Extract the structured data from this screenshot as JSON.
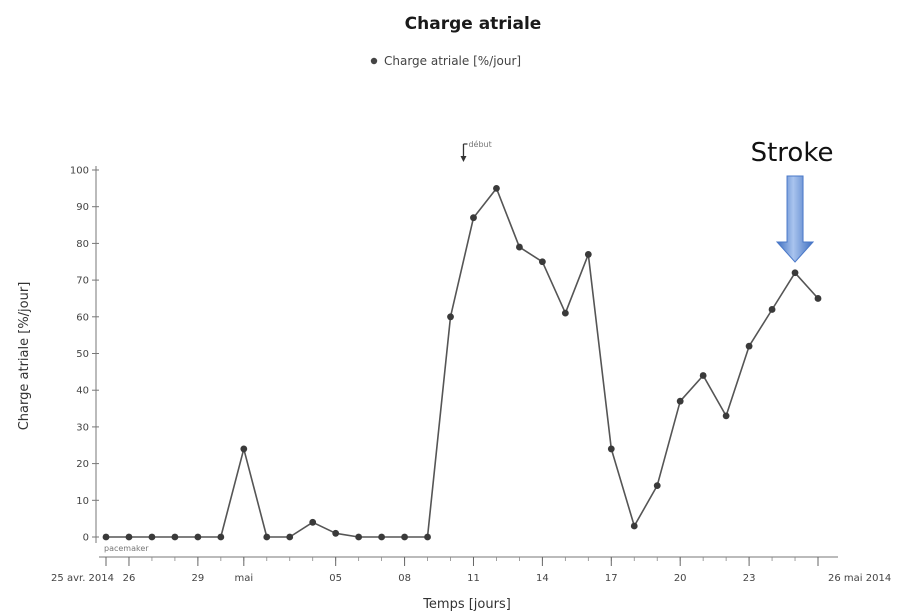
{
  "chart_data": {
    "type": "line",
    "title": "Charge atriale",
    "legend": {
      "label": "Charge atriale [%/jour]",
      "placement": "top-center"
    },
    "xlabel": "Temps [jours]",
    "ylabel": "Charge atriale [%/jour]",
    "ylim": [
      0,
      100
    ],
    "yticks": [
      0,
      10,
      20,
      30,
      40,
      50,
      60,
      70,
      80,
      90,
      100
    ],
    "x_range": [
      "2014-04-25",
      "2014-05-26"
    ],
    "xticks": [
      {
        "date": "2014-04-25",
        "label": "25 avr. 2014"
      },
      {
        "date": "2014-04-26",
        "label": "26"
      },
      {
        "date": "2014-04-29",
        "label": "29"
      },
      {
        "date": "2014-05-01",
        "label": "mai"
      },
      {
        "date": "2014-05-05",
        "label": "05"
      },
      {
        "date": "2014-05-08",
        "label": "08"
      },
      {
        "date": "2014-05-11",
        "label": "11"
      },
      {
        "date": "2014-05-14",
        "label": "14"
      },
      {
        "date": "2014-05-17",
        "label": "17"
      },
      {
        "date": "2014-05-20",
        "label": "20"
      },
      {
        "date": "2014-05-23",
        "label": "23"
      },
      {
        "date": "2014-05-26",
        "label": "26 mai 2014"
      }
    ],
    "series": [
      {
        "name": "Charge atriale [%/jour]",
        "color": "#555555",
        "points": [
          {
            "x": "2014-04-25",
            "y": 0
          },
          {
            "x": "2014-04-26",
            "y": 0
          },
          {
            "x": "2014-04-27",
            "y": 0
          },
          {
            "x": "2014-04-28",
            "y": 0
          },
          {
            "x": "2014-04-29",
            "y": 0
          },
          {
            "x": "2014-04-30",
            "y": 0
          },
          {
            "x": "2014-05-01",
            "y": 24
          },
          {
            "x": "2014-05-02",
            "y": 0
          },
          {
            "x": "2014-05-03",
            "y": 0
          },
          {
            "x": "2014-05-04",
            "y": 4
          },
          {
            "x": "2014-05-05",
            "y": 1
          },
          {
            "x": "2014-05-06",
            "y": 0
          },
          {
            "x": "2014-05-07",
            "y": 0
          },
          {
            "x": "2014-05-08",
            "y": 0
          },
          {
            "x": "2014-05-09",
            "y": 0
          },
          {
            "x": "2014-05-10",
            "y": 60
          },
          {
            "x": "2014-05-11",
            "y": 87
          },
          {
            "x": "2014-05-12",
            "y": 95
          },
          {
            "x": "2014-05-13",
            "y": 79
          },
          {
            "x": "2014-05-14",
            "y": 75
          },
          {
            "x": "2014-05-15",
            "y": 61
          },
          {
            "x": "2014-05-16",
            "y": 77
          },
          {
            "x": "2014-05-17",
            "y": 24
          },
          {
            "x": "2014-05-18",
            "y": 3
          },
          {
            "x": "2014-05-19",
            "y": 14
          },
          {
            "x": "2014-05-20",
            "y": 37
          },
          {
            "x": "2014-05-21",
            "y": 44
          },
          {
            "x": "2014-05-22",
            "y": 33
          },
          {
            "x": "2014-05-23",
            "y": 52
          },
          {
            "x": "2014-05-24",
            "y": 62
          },
          {
            "x": "2014-05-25",
            "y": 72
          },
          {
            "x": "2014-05-26",
            "y": 65
          }
        ]
      }
    ],
    "annotations": [
      {
        "text": "Stroke",
        "x": "2014-05-25",
        "arrow_color": "#4a78c8"
      },
      {
        "text": "début",
        "x": "2014-05-11"
      },
      {
        "text": "pacemaker",
        "x": "2014-04-25"
      }
    ],
    "grid": false
  }
}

----------------------------------------

Which lines hold the string "date"? List them all.

Written response |
        "date": "2014-04-25",
        "date": "2014-04-26",
        "date": "2014-04-29",
        "date": "2014-05-01",
        "date": "2014-05-05",
        "date": "2014-05-08",
        "date": "2014-05-11",
        "date": "2014-05-14",
        "date": "2014-05-17",
        "date": "2014-05-20",
        "date": "2014-05-23",
        "date": "2014-05-26",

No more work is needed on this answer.